» **Request**: In the records below, reproduce verbatim every line from the one containing "Circle shape <box>107 79 112 84</box>" through the one containing "Circle shape <box>97 213 102 218</box>", including both of those lines.

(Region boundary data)
┏━━
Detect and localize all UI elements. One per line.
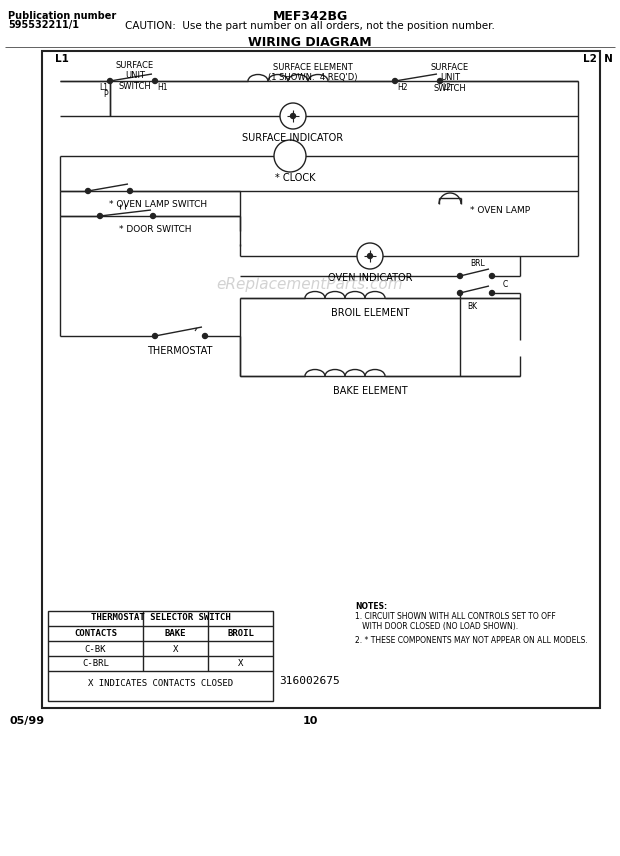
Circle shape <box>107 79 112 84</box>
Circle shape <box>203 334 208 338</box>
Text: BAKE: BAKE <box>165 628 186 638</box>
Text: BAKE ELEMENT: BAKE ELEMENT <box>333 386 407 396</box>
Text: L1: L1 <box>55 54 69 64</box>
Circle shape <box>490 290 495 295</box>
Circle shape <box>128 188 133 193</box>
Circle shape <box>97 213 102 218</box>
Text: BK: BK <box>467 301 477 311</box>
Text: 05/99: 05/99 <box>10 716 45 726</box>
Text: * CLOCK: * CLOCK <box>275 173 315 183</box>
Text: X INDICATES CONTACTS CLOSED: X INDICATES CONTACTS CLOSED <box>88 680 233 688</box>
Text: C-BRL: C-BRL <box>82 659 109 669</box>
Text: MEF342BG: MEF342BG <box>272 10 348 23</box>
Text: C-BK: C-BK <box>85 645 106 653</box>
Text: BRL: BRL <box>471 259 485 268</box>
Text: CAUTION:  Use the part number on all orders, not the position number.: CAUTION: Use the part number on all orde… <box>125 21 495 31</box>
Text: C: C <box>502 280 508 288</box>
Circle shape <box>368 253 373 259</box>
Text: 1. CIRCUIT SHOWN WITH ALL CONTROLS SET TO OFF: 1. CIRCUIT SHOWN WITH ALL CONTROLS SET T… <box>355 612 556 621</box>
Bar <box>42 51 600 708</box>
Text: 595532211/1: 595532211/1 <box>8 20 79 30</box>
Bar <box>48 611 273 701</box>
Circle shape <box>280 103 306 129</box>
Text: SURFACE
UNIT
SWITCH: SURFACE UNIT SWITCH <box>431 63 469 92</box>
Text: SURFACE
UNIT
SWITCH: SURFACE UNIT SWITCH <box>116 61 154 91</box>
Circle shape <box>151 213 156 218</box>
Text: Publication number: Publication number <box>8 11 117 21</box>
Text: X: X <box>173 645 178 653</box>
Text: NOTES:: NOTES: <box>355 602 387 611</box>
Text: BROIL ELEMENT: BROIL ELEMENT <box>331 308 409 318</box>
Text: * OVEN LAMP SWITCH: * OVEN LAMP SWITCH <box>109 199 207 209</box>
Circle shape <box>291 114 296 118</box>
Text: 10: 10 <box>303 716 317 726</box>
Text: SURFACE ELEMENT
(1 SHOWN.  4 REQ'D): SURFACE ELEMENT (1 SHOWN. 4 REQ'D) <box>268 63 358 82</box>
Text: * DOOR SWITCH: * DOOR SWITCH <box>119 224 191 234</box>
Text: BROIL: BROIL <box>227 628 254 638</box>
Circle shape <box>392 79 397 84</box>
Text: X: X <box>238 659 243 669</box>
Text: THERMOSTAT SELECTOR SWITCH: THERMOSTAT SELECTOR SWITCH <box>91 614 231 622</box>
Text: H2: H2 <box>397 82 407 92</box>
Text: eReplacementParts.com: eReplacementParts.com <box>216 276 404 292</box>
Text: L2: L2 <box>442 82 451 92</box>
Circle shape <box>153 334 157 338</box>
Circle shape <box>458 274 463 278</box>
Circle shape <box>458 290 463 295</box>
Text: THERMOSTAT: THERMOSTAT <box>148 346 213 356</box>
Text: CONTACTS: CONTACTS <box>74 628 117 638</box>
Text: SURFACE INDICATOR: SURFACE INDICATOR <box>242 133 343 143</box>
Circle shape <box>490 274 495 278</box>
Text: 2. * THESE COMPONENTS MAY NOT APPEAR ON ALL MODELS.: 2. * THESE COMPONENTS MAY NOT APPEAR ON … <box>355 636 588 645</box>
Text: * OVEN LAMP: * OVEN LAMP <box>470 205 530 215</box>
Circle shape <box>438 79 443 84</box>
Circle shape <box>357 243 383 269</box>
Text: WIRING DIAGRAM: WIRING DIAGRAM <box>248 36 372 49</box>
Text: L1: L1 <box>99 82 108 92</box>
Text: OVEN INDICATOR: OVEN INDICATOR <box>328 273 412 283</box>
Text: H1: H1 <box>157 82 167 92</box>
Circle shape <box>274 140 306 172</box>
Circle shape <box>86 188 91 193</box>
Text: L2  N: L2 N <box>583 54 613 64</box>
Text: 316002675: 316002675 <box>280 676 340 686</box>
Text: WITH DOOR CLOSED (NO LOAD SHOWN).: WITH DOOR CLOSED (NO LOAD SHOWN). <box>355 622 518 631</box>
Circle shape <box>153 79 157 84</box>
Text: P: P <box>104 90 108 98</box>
┗━━
» **Correct response**:
Circle shape <box>107 79 112 84</box>
Circle shape <box>203 334 208 338</box>
Text: BAKE: BAKE <box>165 628 186 638</box>
Text: BAKE ELEMENT: BAKE ELEMENT <box>333 386 407 396</box>
Text: L1: L1 <box>55 54 69 64</box>
Circle shape <box>490 290 495 295</box>
Circle shape <box>128 188 133 193</box>
Circle shape <box>97 213 102 218</box>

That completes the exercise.